== SET EXERCISE ==
Your task is to extract every line from the material below exactly.

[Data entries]
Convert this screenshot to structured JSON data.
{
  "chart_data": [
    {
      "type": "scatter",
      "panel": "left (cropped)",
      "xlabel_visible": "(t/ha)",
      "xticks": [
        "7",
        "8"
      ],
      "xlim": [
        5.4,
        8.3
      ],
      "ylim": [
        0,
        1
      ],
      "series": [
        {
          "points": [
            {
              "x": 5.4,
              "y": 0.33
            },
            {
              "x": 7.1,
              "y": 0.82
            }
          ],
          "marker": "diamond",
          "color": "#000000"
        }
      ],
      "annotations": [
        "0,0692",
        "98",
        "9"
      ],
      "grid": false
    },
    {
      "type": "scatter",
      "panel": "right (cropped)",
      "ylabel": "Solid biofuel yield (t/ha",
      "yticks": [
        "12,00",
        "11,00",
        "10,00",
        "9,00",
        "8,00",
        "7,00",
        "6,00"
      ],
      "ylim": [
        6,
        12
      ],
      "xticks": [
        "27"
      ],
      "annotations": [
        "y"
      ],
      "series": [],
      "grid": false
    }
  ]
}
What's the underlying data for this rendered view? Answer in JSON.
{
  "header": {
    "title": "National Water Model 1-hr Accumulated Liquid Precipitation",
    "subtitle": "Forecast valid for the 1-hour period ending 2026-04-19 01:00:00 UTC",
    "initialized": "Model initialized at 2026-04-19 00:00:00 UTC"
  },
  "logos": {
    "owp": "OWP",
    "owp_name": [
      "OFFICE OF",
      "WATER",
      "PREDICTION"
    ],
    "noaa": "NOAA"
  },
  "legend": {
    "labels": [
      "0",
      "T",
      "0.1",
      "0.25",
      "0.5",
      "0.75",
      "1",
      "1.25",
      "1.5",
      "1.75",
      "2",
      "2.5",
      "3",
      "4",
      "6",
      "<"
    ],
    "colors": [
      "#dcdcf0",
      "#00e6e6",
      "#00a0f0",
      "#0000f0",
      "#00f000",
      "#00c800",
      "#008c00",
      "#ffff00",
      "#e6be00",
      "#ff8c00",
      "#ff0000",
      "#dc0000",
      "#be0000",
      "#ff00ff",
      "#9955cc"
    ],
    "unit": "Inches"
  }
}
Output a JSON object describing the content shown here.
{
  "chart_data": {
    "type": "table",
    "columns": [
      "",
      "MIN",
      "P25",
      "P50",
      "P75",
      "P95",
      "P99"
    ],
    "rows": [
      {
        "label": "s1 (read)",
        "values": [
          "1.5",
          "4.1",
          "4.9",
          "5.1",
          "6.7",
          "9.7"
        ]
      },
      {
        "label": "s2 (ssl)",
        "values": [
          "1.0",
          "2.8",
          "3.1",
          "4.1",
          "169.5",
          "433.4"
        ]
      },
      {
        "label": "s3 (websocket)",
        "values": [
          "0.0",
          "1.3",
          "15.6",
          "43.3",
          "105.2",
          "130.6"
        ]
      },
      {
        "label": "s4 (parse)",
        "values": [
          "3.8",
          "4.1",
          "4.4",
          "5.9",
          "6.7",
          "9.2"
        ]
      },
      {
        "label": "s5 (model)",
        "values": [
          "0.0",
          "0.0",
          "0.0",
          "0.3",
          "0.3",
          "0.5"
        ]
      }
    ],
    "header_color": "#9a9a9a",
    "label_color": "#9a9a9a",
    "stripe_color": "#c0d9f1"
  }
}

== EXERCISE OUTPUT ==
Convert this screenshot to structured JSON data.
{
  "chart_data": [
    {
      "type": "scatter",
      "panel": "left (cropped)",
      "xlabel_visible": "(t/ha)",
      "xticks": [
        "7",
        "8"
      ],
      "xlim": [
        5.4,
        8.3
      ],
      "ylim": [
        0,
        1
      ],
      "series": [
        {
          "points": [
            {
              "x": 5.4,
              "y": 0.33
            },
            {
              "x": 7.1,
              "y": 0.82
            }
          ],
          "marker": "diamond",
          "color": "#000000"
        }
      ],
      "annotations": [
        "0,0692",
        "98",
        "9"
      ],
      "grid": false
    },
    {
      "type": "scatter",
      "panel": "right (cropped)",
      "ylabel": "Solid biofuel yield (t/ha",
      "yticks": [
        "12,00",
        "11,00",
        "10,00",
        "9,00",
        "8,00",
        "7,00",
        "6,00"
      ],
      "ylim": [
        6,
        12
      ],
      "xticks": [
        "27"
      ],
      "annotations": [
        "y"
      ],
      "series": [],
      "grid": false
    }
  ]
}
What's the underlying data for this rendered view? Answer in JSON.
{
  "header": {
    "title": "National Water Model 1-hr Accumulated Liquid Precipitation",
    "subtitle": "Forecast valid for the 1-hour period ending 2026-04-19 01:00:00 UTC",
    "initialized": "Model initialized at 2026-04-19 00:00:00 UTC"
  },
  "logos": {
    "owp": "OWP",
    "owp_name": [
      "OFFICE OF",
      "WATER",
      "PREDICTION"
    ],
    "noaa": "NOAA"
  },
  "legend": {
    "labels": [
      "0",
      "T",
      "0.1",
      "0.25",
      "0.5",
      "0.75",
      "1",
      "1.25",
      "1.5",
      "1.75",
      "2",
      "2.5",
      "3",
      "4",
      "6",
      "<"
    ],
    "colors": [
      "#dcdcf0",
      "#00e6e6",
      "#00a0f0",
      "#0000f0",
      "#00f000",
      "#00c800",
      "#008c00",
      "#ffff00",
      "#e6be00",
      "#ff8c00",
      "#ff0000",
      "#dc0000",
      "#be0000",
      "#ff00ff",
      "#9955cc"
    ],
    "unit": "Inches"
  }
}
Output a JSON object describing the content shown here.
{
  "chart_data": {
    "type": "table",
    "columns": [
      "",
      "MIN",
      "P25",
      "P50",
      "P75",
      "P95",
      "P99"
    ],
    "rows": [
      {
        "label": "s1 (read)",
        "values": [
          "1.5",
          "4.1",
          "4.9",
          "5.1",
          "6.7",
          "9.7"
        ]
      },
      {
        "label": "s2 (ssl)",
        "values": [
          "1.0",
          "2.8",
          "3.1",
          "4.1",
          "169.5",
          "433.4"
        ]
      },
      {
        "label": "s3 (websocket)",
        "values": [
          "0.0",
          "1.3",
          "15.6",
          "43.3",
          "105.2",
          "130.6"
        ]
      },
      {
        "label": "s4 (parse)",
        "values": [
          "3.8",
          "4.1",
          "4.4",
          "5.9",
          "6.7",
          "9.2"
        ]
      },
      {
        "label": "s5 (model)",
        "values": [
          "0.0",
          "0.0",
          "0.0",
          "0.3",
          "0.3",
          "0.5"
        ]
      }
    ],
    "header_color": "#9a9a9a",
    "label_color": "#9a9a9a",
    "stripe_color": "#c0d9f1"
  }
}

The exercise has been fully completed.